* start *

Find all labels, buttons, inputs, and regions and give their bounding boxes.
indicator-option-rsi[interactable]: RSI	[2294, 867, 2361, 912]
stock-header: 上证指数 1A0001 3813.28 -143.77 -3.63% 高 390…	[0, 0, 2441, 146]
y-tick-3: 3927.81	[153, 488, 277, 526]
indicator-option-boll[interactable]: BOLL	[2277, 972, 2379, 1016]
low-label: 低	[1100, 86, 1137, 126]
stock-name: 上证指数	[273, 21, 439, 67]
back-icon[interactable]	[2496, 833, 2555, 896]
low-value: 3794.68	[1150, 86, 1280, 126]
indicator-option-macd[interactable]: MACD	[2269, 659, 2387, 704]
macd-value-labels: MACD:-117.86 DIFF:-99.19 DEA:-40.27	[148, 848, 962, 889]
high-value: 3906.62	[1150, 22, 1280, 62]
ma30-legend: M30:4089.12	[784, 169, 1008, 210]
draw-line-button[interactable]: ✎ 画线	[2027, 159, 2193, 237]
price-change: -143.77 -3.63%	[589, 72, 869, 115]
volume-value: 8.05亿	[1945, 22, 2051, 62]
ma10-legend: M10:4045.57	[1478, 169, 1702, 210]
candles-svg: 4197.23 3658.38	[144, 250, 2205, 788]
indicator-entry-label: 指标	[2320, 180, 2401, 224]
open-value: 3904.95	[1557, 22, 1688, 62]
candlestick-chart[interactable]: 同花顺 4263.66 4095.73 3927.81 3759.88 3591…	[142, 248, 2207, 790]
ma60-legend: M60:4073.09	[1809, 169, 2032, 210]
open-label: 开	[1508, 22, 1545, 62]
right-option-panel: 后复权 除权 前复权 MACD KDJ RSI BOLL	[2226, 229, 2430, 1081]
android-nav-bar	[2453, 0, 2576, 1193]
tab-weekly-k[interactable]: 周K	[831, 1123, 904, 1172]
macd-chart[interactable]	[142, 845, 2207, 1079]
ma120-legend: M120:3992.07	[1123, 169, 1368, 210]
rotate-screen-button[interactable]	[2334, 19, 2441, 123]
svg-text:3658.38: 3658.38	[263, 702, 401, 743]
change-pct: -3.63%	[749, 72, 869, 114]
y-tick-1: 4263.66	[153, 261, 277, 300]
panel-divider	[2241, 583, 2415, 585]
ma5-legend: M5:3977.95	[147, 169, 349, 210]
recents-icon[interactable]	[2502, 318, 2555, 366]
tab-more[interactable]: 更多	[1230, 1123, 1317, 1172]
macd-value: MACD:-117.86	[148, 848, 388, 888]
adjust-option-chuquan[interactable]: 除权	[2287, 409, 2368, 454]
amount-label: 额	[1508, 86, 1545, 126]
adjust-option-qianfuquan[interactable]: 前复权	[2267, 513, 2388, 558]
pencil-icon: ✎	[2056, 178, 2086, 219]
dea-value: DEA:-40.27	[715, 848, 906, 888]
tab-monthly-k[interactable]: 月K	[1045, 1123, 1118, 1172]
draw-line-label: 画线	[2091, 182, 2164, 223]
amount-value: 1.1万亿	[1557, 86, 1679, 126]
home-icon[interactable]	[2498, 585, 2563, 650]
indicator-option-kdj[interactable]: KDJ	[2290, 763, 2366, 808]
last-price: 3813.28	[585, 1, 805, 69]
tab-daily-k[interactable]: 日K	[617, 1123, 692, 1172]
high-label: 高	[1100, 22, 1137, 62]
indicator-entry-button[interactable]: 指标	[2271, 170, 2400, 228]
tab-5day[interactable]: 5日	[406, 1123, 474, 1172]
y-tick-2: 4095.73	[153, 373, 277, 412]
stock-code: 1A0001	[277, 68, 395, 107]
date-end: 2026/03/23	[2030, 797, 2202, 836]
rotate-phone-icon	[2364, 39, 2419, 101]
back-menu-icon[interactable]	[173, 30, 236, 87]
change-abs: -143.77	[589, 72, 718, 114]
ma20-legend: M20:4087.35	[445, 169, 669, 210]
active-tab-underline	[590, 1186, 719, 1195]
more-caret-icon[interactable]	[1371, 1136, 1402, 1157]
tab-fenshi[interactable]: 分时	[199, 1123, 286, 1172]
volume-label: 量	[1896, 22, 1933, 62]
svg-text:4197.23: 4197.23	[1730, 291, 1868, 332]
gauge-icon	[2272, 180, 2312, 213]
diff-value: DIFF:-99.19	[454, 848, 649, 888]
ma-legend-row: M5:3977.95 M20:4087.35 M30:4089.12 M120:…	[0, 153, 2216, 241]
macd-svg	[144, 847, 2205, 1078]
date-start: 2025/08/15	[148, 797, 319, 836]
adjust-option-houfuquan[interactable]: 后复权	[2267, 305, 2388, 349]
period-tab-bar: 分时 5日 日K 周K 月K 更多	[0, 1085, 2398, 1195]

* end *

Work to do ▸ Could you recast the material as a numbered list, from its first line through the line with "86, 1280, 126]", both included, and leave out any blank lines?

Completed exercise ▸
1. Find all labels, buttons, inputs, and regions and give their bounding boxes.
2. indicator-option-rsi[interactable]: RSI	[2294, 867, 2361, 912]
3. stock-header: 上证指数 1A0001 3813.28 -143.77 -3.63% 高 390…	[0, 0, 2441, 146]
4. y-tick-3: 3927.81	[153, 488, 277, 526]
5. indicator-option-boll[interactable]: BOLL	[2277, 972, 2379, 1016]
6. low-label: 低	[1100, 86, 1137, 126]
7. stock-name: 上证指数	[273, 21, 439, 67]
8. back-icon[interactable]	[2496, 833, 2555, 896]
9. low-value: 3794.68	[1150, 86, 1280, 126]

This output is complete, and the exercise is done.